Set exercise
Here are records with pictures in them. Copy all of them exactly and leave the pictures out.

§ §

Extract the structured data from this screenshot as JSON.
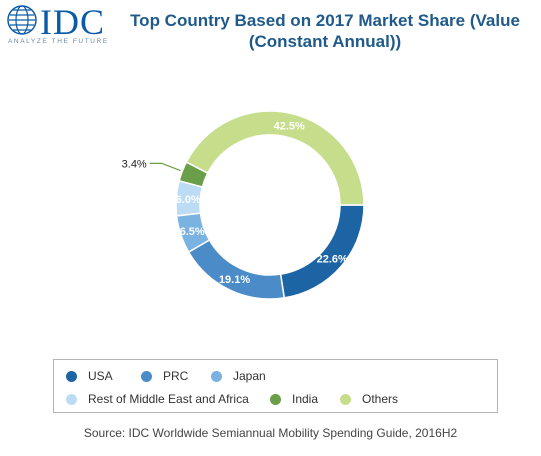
{
  "logo": {
    "text": "IDC",
    "tagline": "ANALYZE THE FUTURE"
  },
  "chart_data": {
    "type": "pie",
    "title": "Top Country Based on 2017 Market Share (Value (Constant Annual))",
    "title_lines": [
      "Top Country Based on 2017 Market Share (Value",
      "(Constant Annual))"
    ],
    "categories": [
      "USA",
      "PRC",
      "Japan",
      "Rest of Middle East and Africa",
      "India",
      "Others"
    ],
    "values": [
      22.6,
      19.1,
      6.5,
      6.0,
      3.4,
      42.5
    ],
    "labels": [
      "22.6%",
      "19.1%",
      "6.5%",
      "6.0%",
      "3.4%",
      "42.5%"
    ],
    "colors": [
      "#1c64a4",
      "#4b8cc8",
      "#7ab2e2",
      "#bcdcf5",
      "#6a9e48",
      "#c6de8c"
    ],
    "style": "donut",
    "legend_position": "bottom",
    "source": "Source: IDC Worldwide Semiannual Mobility Spending Guide, 2016H2"
  }
}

§ §

Solution
Extract the structured data from this screenshot as JSON.
{
  "logo": {
    "text": "IDC",
    "tagline": "ANALYZE THE FUTURE"
  },
  "chart_data": {
    "type": "pie",
    "title": "Top Country Based on 2017 Market Share (Value (Constant Annual))",
    "title_lines": [
      "Top Country Based on 2017 Market Share (Value",
      "(Constant Annual))"
    ],
    "categories": [
      "USA",
      "PRC",
      "Japan",
      "Rest of Middle East and Africa",
      "India",
      "Others"
    ],
    "values": [
      22.6,
      19.1,
      6.5,
      6.0,
      3.4,
      42.5
    ],
    "labels": [
      "22.6%",
      "19.1%",
      "6.5%",
      "6.0%",
      "3.4%",
      "42.5%"
    ],
    "colors": [
      "#1c64a4",
      "#4b8cc8",
      "#7ab2e2",
      "#bcdcf5",
      "#6a9e48",
      "#c6de8c"
    ],
    "style": "donut",
    "legend_position": "bottom",
    "source": "Source: IDC Worldwide Semiannual Mobility Spending Guide, 2016H2"
  }
}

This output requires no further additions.